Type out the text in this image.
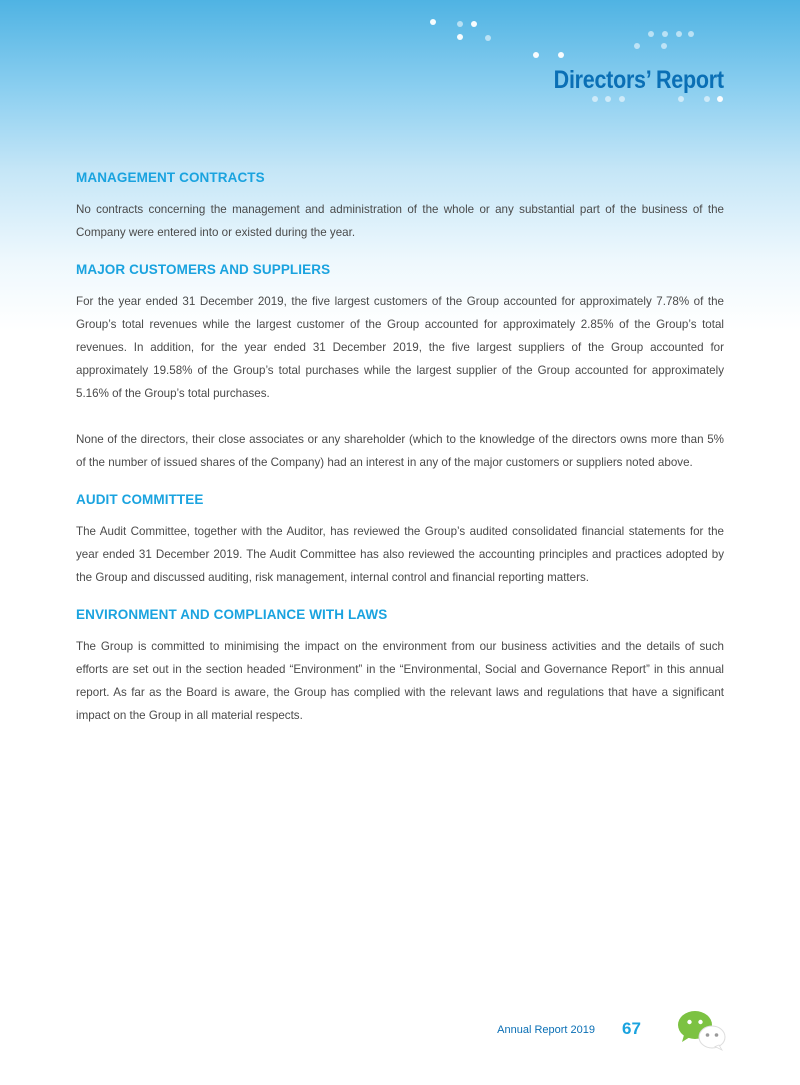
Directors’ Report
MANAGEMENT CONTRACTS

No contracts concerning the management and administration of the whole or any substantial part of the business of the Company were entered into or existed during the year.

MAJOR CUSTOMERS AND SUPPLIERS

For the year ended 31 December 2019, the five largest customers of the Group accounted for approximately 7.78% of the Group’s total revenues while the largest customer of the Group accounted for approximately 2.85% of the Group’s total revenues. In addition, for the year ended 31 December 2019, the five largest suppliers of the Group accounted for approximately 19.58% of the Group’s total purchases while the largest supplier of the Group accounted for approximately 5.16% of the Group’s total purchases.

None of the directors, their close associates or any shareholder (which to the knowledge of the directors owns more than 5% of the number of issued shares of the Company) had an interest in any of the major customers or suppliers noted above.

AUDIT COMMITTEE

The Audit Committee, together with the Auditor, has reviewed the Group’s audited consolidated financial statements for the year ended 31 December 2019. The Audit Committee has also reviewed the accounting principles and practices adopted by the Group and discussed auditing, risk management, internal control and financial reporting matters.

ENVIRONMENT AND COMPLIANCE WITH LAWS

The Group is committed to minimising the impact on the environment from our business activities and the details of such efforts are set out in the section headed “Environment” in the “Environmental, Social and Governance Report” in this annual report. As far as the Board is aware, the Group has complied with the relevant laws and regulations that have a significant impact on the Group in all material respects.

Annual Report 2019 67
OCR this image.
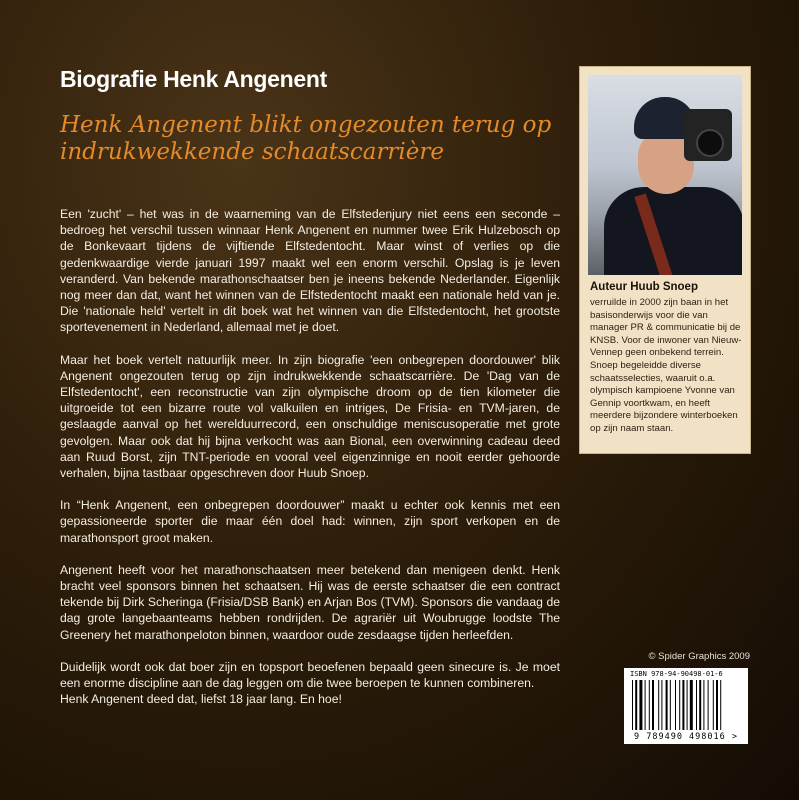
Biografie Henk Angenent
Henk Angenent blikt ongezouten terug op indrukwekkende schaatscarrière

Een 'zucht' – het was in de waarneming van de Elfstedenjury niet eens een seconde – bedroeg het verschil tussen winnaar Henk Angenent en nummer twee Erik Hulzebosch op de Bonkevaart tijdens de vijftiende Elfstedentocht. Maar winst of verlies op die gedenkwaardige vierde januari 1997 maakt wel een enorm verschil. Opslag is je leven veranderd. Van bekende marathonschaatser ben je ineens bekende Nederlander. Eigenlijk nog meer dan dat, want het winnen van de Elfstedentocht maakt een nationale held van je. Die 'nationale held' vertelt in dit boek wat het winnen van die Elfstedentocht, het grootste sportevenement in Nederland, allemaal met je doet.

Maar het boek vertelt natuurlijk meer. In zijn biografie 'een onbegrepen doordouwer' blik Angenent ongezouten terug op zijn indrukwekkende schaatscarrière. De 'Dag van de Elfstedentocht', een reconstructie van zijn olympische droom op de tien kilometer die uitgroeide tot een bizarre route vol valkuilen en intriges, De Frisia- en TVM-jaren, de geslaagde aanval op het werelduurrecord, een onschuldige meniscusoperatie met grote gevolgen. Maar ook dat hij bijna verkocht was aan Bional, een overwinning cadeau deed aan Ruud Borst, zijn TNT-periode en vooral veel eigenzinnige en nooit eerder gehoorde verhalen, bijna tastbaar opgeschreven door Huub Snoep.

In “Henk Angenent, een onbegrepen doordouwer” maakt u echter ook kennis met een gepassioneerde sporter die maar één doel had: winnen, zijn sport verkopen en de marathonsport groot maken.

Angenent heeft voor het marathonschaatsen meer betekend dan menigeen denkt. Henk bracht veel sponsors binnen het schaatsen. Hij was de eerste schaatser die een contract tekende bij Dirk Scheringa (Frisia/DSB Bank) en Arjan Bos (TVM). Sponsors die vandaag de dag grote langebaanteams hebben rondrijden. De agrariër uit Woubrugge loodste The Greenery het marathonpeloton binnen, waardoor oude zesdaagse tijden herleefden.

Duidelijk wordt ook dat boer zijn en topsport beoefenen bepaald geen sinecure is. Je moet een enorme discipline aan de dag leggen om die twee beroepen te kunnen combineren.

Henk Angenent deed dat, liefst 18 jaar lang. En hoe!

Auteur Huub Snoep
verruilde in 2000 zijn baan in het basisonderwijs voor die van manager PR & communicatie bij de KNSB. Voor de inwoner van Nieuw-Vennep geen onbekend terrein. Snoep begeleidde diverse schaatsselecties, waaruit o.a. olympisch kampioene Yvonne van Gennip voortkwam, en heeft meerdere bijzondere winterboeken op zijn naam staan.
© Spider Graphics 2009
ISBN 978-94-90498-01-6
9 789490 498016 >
━━━━━━━━━━━━━━━━━━━━━━━━━━━━━━
## Your instructions:
The records above should be reproduced exactly, with no pictures included.

## The solution:
Type out the text in this image.
Directors’ Report
MANAGEMENT CONTRACTS

No contracts concerning the management and administration of the whole or any substantial part of the business of the Company were entered into or existed during the year.

MAJOR CUSTOMERS AND SUPPLIERS

For the year ended 31 December 2019, the five largest customers of the Group accounted for approximately 7.78% of the Group’s total revenues while the largest customer of the Group accounted for approximately 2.85% of the Group’s total revenues. In addition, for the year ended 31 December 2019, the five largest suppliers of the Group accounted for approximately 19.58% of the Group’s total purchases while the largest supplier of the Group accounted for approximately 5.16% of the Group’s total purchases.

None of the directors, their close associates or any shareholder (which to the knowledge of the directors owns more than 5% of the number of issued shares of the Company) had an interest in any of the major customers or suppliers noted above.

AUDIT COMMITTEE

The Audit Committee, together with the Auditor, has reviewed the Group’s audited consolidated financial statements for the year ended 31 December 2019. The Audit Committee has also reviewed the accounting principles and practices adopted by the Group and discussed auditing, risk management, internal control and financial reporting matters.

ENVIRONMENT AND COMPLIANCE WITH LAWS

The Group is committed to minimising the impact on the environment from our business activities and the details of such efforts are set out in the section headed “Environment” in the “Environmental, Social and Governance Report” in this annual report. As far as the Board is aware, the Group has complied with the relevant laws and regulations that have a significant impact on the Group in all material respects.

Annual Report 2019 67
OCR this image.
Biografie Henk Angenent
Henk Angenent blikt ongezouten terug op indrukwekkende schaatscarrière

Een 'zucht' – het was in de waarneming van de Elfstedenjury niet eens een seconde – bedroeg het verschil tussen winnaar Henk Angenent en nummer twee Erik Hulzebosch op de Bonkevaart tijdens de vijftiende Elfstedentocht. Maar winst of verlies op die gedenkwaardige vierde januari 1997 maakt wel een enorm verschil. Opslag is je leven veranderd. Van bekende marathonschaatser ben je ineens bekende Nederlander. Eigenlijk nog meer dan dat, want het winnen van de Elfstedentocht maakt een nationale held van je. Die 'nationale held' vertelt in dit boek wat het winnen van die Elfstedentocht, het grootste sportevenement in Nederland, allemaal met je doet.

Maar het boek vertelt natuurlijk meer. In zijn biografie 'een onbegrepen doordouwer' blik Angenent ongezouten terug op zijn indrukwekkende schaatscarrière. De 'Dag van de Elfstedentocht', een reconstructie van zijn olympische droom op de tien kilometer die uitgroeide tot een bizarre route vol valkuilen en intriges, De Frisia- en TVM-jaren, de geslaagde aanval op het werelduurrecord, een onschuldige meniscusoperatie met grote gevolgen. Maar ook dat hij bijna verkocht was aan Bional, een overwinning cadeau deed aan Ruud Borst, zijn TNT-periode en vooral veel eigenzinnige en nooit eerder gehoorde verhalen, bijna tastbaar opgeschreven door Huub Snoep.

In “Henk Angenent, een onbegrepen doordouwer” maakt u echter ook kennis met een gepassioneerde sporter die maar één doel had: winnen, zijn sport verkopen en de marathonsport groot maken.

Angenent heeft voor het marathonschaatsen meer betekend dan menigeen denkt. Henk bracht veel sponsors binnen het schaatsen. Hij was de eerste schaatser die een contract tekende bij Dirk Scheringa (Frisia/DSB Bank) en Arjan Bos (TVM). Sponsors die vandaag de dag grote langebaanteams hebben rondrijden. De agrariër uit Woubrugge loodste The Greenery het marathonpeloton binnen, waardoor oude zesdaagse tijden herleefden.

Duidelijk wordt ook dat boer zijn en topsport beoefenen bepaald geen sinecure is. Je moet een enorme discipline aan de dag leggen om die twee beroepen te kunnen combineren.

Henk Angenent deed dat, liefst 18 jaar lang. En hoe!

Auteur Huub Snoep
verruilde in 2000 zijn baan in het basisonderwijs voor die van manager PR & communicatie bij de KNSB. Voor de inwoner van Nieuw-Vennep geen onbekend terrein. Snoep begeleidde diverse schaatsselecties, waaruit o.a. olympisch kampioene Yvonne van Gennip voortkwam, en heeft meerdere bijzondere winterboeken op zijn naam staan.
© Spider Graphics 2009
ISBN 978-94-90498-01-6
9 789490 498016 >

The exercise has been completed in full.